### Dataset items
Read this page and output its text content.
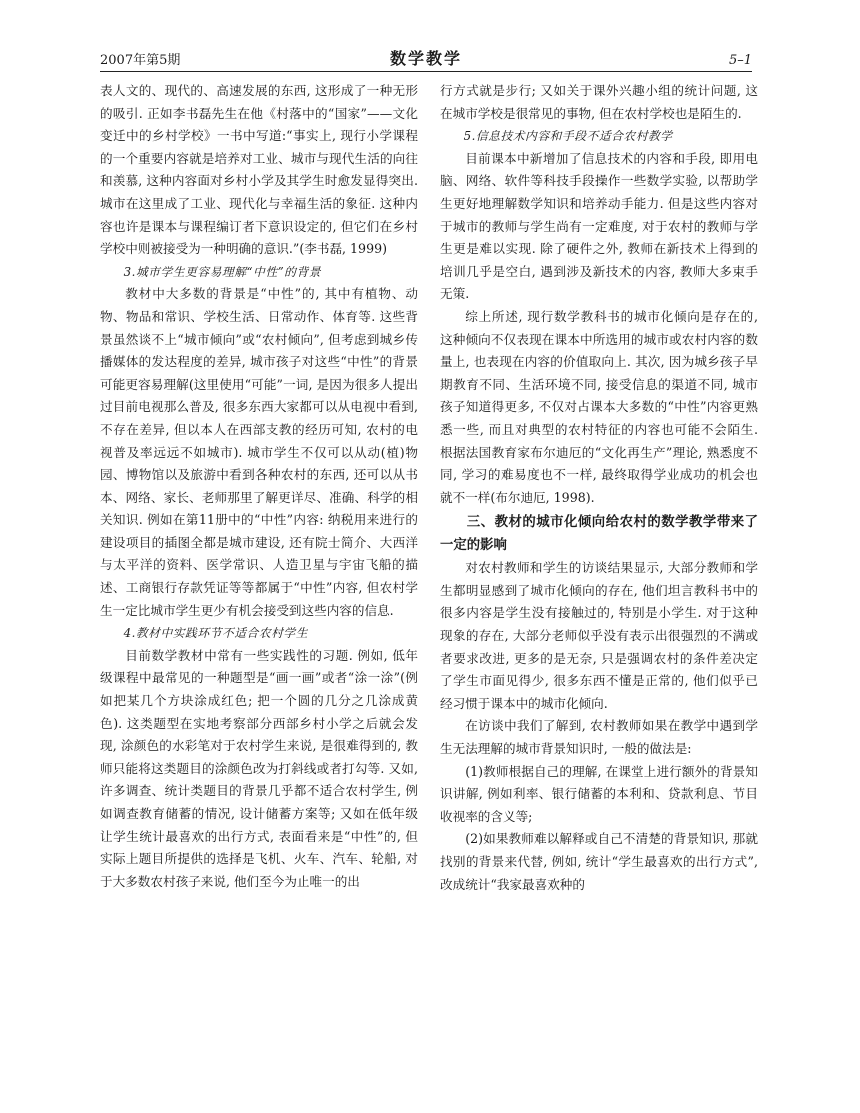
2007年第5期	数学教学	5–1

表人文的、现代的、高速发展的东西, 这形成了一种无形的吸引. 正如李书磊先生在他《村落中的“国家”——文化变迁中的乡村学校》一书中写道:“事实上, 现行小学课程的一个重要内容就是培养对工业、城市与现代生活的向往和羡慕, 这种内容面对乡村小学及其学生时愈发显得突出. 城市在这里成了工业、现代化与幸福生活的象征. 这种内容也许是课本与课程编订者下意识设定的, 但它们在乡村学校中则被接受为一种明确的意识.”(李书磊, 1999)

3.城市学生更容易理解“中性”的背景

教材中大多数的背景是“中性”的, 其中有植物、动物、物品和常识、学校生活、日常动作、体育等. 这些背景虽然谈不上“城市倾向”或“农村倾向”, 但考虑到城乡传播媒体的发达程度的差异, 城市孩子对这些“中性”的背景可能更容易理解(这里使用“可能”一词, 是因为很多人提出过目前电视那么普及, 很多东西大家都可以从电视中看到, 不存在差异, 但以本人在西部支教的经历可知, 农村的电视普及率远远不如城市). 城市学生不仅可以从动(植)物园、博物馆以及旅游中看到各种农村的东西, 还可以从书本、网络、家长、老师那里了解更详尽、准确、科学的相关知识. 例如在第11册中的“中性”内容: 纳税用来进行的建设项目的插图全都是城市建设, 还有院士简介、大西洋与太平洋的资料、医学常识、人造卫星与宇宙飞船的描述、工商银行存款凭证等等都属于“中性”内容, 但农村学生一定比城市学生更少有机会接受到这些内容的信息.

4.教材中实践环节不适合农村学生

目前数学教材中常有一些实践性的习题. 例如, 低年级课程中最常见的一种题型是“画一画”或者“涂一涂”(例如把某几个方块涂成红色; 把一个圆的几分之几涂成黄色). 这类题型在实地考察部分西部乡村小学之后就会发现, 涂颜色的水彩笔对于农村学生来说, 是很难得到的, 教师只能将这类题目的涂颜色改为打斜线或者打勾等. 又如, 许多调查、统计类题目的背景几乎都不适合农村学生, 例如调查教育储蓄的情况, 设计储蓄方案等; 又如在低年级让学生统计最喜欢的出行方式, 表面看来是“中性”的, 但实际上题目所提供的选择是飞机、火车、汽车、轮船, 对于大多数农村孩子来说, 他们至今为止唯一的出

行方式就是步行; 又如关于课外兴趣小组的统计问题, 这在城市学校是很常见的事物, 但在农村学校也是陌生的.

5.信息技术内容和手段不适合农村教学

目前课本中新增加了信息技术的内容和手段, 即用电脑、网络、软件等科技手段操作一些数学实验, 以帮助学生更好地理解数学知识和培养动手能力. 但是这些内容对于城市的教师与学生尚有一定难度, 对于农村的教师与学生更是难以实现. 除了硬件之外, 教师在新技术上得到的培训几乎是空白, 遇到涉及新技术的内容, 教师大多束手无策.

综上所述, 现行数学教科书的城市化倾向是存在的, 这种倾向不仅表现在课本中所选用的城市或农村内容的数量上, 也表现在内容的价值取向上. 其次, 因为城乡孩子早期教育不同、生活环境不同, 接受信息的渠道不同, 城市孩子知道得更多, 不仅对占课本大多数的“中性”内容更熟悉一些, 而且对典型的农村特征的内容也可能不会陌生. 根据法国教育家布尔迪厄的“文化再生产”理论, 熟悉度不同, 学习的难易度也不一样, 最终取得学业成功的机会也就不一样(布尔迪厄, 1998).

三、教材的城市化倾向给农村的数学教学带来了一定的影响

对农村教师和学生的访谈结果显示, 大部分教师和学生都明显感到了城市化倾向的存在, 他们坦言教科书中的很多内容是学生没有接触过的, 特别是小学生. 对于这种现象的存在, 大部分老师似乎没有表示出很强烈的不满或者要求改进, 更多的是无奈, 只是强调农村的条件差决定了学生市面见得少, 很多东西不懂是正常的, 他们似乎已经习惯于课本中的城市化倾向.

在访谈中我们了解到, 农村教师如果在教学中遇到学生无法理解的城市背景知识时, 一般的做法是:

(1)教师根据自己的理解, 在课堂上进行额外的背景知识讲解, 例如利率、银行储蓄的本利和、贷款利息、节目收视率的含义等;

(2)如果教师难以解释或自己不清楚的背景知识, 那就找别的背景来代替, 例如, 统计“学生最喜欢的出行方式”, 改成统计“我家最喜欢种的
--
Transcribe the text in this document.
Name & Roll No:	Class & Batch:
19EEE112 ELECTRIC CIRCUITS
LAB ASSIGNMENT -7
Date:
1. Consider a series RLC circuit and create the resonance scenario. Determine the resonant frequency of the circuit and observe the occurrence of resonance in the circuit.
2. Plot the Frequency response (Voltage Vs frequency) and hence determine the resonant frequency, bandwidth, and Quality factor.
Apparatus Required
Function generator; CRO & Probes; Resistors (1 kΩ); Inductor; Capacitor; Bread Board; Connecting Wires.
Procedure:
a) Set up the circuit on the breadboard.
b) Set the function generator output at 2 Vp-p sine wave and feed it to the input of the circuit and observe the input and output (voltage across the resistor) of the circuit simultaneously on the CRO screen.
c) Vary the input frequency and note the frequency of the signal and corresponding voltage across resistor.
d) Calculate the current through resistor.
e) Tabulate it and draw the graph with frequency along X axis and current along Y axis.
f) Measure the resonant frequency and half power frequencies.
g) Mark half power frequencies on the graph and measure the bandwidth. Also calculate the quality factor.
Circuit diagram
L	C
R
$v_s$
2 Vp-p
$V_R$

### What you have to do
Identify each line holding the string "generator", and copy it out.

### Task solution
Function generator; CRO & Probes; Resistors (1 kΩ); Inductor; Capacitor; Bread Board; Connecting Wires.
b) Set the function generator output at 2 Vp-p sine wave and feed it to the input of the circuit and observe the input and output (voltage across the resistor) of the circuit simultaneously on the CRO screen.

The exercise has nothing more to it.